** Start **

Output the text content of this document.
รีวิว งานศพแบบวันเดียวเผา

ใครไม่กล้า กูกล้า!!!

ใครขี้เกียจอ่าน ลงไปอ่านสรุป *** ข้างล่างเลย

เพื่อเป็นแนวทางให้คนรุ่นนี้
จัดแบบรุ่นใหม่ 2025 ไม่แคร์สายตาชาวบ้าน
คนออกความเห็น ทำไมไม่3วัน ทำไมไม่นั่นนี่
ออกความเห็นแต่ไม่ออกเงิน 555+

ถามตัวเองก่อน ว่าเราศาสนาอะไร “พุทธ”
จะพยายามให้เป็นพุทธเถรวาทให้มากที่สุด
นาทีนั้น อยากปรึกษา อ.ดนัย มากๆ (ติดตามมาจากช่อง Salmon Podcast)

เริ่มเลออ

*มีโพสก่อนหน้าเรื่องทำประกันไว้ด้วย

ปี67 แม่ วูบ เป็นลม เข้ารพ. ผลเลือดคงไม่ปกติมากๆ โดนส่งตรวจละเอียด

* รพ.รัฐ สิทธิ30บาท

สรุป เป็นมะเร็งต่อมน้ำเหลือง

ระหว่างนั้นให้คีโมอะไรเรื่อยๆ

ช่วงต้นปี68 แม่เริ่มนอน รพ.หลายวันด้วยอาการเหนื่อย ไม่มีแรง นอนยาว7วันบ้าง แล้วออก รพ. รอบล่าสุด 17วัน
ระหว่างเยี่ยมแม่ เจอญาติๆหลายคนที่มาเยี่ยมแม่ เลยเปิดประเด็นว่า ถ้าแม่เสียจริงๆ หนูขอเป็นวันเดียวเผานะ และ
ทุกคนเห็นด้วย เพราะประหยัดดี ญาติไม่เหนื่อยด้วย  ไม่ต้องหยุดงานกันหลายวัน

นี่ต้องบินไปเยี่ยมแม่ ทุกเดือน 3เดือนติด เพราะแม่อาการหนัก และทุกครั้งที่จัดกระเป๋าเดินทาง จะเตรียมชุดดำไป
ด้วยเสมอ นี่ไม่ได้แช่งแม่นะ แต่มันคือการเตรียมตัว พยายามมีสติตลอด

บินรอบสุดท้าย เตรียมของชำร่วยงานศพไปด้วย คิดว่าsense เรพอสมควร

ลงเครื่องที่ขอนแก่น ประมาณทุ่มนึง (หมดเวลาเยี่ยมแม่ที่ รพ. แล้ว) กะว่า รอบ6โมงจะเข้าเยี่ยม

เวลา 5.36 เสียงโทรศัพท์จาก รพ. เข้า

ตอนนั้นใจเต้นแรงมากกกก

** End **

Aim: Using the listing above, please repeat every entry exactly.

Output for this task:
Output the text content of this document.
รีวิว งานศพแบบวันเดียวเผา

ใครไม่กล้า กูกล้า!!!

ใครขี้เกียจอ่าน ลงไปอ่านสรุป *** ข้างล่างเลย

เพื่อเป็นแนวทางให้คนรุ่นนี้
จัดแบบรุ่นใหม่ 2025 ไม่แคร์สายตาชาวบ้าน
คนออกความเห็น ทำไมไม่3วัน ทำไมไม่นั่นนี่
ออกความเห็นแต่ไม่ออกเงิน 555+

ถามตัวเองก่อน ว่าเราศาสนาอะไร “พุทธ”
จะพยายามให้เป็นพุทธเถรวาทให้มากที่สุด
นาทีนั้น อยากปรึกษา อ.ดนัย มากๆ (ติดตามมาจากช่อง Salmon Podcast)

เริ่มเลออ

*มีโพสก่อนหน้าเรื่องทำประกันไว้ด้วย

ปี67 แม่ วูบ เป็นลม เข้ารพ. ผลเลือดคงไม่ปกติมากๆ โดนส่งตรวจละเอียด

* รพ.รัฐ สิทธิ30บาท

สรุป เป็นมะเร็งต่อมน้ำเหลือง

ระหว่างนั้นให้คีโมอะไรเรื่อยๆ

ช่วงต้นปี68 แม่เริ่มนอน รพ.หลายวันด้วยอาการเหนื่อย ไม่มีแรง นอนยาว7วันบ้าง แล้วออก รพ. รอบล่าสุด 17วัน
ระหว่างเยี่ยมแม่ เจอญาติๆหลายคนที่มาเยี่ยมแม่ เลยเปิดประเด็นว่า ถ้าแม่เสียจริงๆ หนูขอเป็นวันเดียวเผานะ และ
ทุกคนเห็นด้วย เพราะประหยัดดี ญาติไม่เหนื่อยด้วย  ไม่ต้องหยุดงานกันหลายวัน

นี่ต้องบินไปเยี่ยมแม่ ทุกเดือน 3เดือนติด เพราะแม่อาการหนัก และทุกครั้งที่จัดกระเป๋าเดินทาง จะเตรียมชุดดำไป
ด้วยเสมอ นี่ไม่ได้แช่งแม่นะ แต่มันคือการเตรียมตัว พยายามมีสติตลอด

บินรอบสุดท้าย เตรียมของชำร่วยงานศพไปด้วย คิดว่าsense เรพอสมควร

ลงเครื่องที่ขอนแก่น ประมาณทุ่มนึง (หมดเวลาเยี่ยมแม่ที่ รพ. แล้ว) กะว่า รอบ6โมงจะเข้าเยี่ยม

เวลา 5.36 เสียงโทรศัพท์จาก รพ. เข้า

ตอนนั้นใจเต้นแรงมากกกก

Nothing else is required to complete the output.